◆ What you will do
Please give the count of lines holding the string "Progress" and nothing besides.

--- start ---

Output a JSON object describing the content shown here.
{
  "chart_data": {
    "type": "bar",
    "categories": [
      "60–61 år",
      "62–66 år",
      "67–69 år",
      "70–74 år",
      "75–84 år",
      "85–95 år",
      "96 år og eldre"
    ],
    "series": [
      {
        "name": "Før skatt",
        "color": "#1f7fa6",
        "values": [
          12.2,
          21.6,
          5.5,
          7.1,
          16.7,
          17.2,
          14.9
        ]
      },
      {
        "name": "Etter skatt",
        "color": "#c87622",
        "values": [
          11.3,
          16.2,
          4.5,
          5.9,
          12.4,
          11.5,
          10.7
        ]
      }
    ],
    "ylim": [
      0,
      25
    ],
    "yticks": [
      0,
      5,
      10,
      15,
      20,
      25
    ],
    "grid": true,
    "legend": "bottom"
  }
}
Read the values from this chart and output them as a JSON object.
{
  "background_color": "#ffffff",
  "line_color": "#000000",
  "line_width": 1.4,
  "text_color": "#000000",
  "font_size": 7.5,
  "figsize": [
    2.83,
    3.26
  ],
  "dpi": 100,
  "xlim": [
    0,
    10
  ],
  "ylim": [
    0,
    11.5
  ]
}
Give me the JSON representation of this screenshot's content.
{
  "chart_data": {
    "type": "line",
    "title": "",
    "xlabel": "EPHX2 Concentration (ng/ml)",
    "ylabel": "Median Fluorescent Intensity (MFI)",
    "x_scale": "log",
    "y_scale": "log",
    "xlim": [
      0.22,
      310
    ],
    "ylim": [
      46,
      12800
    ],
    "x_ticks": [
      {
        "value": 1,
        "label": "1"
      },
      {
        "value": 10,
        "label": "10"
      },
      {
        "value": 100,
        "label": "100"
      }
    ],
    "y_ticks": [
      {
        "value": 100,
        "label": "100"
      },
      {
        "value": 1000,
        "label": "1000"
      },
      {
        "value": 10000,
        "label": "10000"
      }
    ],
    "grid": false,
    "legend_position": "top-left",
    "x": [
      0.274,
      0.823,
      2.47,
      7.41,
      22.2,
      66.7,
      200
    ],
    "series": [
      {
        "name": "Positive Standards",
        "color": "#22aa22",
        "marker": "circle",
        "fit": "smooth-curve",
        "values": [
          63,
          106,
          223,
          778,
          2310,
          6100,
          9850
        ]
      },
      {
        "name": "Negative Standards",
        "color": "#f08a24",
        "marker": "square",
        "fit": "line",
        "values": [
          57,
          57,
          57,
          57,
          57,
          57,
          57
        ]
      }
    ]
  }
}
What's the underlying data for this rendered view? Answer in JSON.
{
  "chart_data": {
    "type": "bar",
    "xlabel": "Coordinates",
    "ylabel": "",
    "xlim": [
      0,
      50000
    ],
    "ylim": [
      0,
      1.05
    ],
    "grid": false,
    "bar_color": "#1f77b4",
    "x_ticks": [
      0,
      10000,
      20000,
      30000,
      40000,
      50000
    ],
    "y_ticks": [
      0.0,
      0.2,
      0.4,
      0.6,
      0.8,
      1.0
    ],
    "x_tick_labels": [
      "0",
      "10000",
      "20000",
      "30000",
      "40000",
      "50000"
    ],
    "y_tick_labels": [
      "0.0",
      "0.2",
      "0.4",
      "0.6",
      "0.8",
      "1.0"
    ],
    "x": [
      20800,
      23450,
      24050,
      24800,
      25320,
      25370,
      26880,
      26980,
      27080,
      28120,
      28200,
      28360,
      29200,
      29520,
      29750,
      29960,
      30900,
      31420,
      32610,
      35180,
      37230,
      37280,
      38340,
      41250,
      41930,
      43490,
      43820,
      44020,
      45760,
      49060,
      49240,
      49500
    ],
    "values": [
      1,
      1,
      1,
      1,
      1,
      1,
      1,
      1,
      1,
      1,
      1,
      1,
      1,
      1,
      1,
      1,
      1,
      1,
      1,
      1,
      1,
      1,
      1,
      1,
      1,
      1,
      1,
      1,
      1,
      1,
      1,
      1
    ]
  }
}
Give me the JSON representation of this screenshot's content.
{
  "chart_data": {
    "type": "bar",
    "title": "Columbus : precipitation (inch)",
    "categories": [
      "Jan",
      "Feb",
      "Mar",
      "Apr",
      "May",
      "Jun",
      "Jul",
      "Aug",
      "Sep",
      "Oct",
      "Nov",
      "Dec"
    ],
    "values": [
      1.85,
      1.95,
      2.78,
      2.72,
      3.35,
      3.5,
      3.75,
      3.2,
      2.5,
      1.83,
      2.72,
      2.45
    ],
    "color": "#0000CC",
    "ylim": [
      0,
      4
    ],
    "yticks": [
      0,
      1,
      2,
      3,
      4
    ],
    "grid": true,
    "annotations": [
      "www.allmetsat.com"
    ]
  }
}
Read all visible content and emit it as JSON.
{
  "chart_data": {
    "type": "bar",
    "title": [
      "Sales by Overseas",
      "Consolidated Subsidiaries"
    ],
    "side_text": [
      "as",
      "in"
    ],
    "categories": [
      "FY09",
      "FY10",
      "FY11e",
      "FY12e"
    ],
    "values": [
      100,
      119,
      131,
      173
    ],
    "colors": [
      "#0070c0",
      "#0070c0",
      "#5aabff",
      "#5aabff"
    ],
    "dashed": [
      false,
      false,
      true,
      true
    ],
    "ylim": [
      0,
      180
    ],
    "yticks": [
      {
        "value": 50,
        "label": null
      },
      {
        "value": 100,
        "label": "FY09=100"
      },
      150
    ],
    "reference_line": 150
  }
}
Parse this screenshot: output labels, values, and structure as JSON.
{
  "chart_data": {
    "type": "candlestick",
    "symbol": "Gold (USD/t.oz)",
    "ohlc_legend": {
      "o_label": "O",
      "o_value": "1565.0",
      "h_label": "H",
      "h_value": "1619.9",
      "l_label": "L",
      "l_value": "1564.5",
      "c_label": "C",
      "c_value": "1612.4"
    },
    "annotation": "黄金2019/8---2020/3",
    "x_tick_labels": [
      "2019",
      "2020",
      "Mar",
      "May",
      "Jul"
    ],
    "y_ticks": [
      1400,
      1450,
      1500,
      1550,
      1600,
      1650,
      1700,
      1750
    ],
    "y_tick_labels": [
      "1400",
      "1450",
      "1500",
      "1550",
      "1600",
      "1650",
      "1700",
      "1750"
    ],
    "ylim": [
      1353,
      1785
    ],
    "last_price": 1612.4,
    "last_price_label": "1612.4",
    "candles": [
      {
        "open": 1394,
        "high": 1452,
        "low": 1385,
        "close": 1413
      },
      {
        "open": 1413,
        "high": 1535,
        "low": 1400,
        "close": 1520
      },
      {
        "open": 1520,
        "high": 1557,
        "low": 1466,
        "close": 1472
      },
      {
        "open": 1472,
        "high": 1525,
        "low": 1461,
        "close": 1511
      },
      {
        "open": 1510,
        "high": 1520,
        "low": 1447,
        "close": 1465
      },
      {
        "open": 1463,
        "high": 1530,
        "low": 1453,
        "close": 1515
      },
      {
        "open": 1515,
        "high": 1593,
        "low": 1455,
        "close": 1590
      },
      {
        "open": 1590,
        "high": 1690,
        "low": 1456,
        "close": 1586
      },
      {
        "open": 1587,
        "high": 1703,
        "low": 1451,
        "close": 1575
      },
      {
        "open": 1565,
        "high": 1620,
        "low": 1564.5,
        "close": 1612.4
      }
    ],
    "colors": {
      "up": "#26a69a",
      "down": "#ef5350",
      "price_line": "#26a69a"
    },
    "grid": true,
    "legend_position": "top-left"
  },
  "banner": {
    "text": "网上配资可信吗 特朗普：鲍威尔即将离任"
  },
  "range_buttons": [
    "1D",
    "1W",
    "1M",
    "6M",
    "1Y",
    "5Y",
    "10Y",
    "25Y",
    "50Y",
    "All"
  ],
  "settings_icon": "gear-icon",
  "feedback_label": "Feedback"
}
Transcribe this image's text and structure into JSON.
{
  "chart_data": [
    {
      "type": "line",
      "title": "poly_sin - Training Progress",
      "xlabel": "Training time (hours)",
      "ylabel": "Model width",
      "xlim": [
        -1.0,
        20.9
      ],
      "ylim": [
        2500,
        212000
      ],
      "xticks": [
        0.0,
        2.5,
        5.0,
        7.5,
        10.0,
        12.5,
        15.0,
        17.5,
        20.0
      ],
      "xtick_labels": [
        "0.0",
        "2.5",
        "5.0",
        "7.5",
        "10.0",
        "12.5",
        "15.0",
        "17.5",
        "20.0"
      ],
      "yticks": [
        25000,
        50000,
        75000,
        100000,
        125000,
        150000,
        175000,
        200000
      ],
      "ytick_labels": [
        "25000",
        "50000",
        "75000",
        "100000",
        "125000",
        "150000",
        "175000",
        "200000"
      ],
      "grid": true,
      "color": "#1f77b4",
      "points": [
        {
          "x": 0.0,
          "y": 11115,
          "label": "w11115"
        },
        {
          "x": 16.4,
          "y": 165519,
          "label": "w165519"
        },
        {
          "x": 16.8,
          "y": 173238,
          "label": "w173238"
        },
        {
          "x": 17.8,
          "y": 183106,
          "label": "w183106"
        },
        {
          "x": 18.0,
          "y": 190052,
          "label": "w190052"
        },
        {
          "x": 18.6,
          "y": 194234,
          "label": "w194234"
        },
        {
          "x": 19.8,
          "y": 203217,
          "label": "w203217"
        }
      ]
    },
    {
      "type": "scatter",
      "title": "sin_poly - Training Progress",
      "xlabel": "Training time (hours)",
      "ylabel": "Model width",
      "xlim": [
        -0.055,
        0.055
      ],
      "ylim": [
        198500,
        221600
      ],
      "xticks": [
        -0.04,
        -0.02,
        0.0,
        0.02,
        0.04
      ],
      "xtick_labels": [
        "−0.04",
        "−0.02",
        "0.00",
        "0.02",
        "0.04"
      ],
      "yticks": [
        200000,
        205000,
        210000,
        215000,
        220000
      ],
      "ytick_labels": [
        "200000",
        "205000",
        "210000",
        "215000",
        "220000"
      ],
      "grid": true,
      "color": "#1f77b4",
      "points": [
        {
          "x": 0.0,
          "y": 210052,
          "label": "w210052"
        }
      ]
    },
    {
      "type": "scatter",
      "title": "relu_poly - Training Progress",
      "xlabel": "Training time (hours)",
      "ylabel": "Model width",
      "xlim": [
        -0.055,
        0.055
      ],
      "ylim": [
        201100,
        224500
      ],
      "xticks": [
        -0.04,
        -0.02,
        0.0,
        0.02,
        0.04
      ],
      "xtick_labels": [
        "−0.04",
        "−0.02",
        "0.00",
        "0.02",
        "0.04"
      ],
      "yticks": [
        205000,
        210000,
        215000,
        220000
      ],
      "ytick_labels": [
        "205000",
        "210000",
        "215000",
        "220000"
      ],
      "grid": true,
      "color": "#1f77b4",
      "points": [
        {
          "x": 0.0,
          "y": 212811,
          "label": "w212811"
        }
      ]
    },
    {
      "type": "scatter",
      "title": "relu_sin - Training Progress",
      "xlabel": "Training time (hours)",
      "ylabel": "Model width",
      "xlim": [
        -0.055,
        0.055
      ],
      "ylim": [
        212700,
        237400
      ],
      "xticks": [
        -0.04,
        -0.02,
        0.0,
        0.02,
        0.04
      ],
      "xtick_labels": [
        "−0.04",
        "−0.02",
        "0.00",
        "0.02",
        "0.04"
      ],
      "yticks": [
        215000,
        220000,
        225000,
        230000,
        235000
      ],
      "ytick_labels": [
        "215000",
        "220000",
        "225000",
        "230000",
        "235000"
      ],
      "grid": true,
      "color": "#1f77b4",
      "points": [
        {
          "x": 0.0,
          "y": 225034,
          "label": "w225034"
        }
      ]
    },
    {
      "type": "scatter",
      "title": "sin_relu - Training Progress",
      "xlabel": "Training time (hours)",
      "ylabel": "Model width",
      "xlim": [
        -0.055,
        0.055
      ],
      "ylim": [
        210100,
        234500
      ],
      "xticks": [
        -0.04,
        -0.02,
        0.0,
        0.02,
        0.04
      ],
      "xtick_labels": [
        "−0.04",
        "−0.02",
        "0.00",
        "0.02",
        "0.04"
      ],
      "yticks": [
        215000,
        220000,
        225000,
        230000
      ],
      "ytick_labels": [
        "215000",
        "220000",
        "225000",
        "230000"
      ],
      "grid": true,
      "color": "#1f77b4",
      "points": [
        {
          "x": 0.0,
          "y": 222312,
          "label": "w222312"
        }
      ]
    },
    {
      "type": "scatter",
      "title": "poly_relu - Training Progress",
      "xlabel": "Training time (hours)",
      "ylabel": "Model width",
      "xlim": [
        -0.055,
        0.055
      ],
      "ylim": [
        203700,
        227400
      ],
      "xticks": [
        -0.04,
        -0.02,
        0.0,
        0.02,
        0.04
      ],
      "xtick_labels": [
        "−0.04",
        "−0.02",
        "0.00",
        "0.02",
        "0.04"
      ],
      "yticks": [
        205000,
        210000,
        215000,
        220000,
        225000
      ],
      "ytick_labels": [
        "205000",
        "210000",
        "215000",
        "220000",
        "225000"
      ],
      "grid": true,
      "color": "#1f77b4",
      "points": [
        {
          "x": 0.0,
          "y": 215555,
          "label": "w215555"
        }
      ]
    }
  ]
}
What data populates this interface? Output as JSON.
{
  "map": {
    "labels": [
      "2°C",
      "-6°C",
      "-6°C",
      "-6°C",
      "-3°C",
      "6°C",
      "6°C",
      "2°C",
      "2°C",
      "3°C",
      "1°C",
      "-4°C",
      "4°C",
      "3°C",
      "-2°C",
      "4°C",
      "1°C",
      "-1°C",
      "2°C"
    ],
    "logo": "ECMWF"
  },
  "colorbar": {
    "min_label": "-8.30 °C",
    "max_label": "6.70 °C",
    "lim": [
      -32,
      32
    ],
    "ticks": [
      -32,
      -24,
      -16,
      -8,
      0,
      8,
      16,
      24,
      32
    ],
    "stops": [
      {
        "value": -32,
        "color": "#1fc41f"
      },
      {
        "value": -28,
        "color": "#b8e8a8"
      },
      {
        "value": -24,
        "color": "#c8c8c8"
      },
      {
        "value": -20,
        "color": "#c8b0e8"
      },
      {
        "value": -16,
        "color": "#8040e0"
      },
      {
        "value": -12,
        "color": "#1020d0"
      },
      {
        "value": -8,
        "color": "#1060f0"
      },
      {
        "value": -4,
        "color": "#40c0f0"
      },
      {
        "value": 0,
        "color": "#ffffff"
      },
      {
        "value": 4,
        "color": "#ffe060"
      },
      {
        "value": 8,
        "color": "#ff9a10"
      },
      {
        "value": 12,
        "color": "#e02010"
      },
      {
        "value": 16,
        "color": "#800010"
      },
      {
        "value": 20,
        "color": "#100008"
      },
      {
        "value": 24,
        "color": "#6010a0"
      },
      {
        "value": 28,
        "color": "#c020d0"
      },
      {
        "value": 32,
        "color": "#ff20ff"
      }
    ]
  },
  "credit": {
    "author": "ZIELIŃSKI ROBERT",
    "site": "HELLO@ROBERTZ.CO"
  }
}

--- end ---

◆ Completed task
6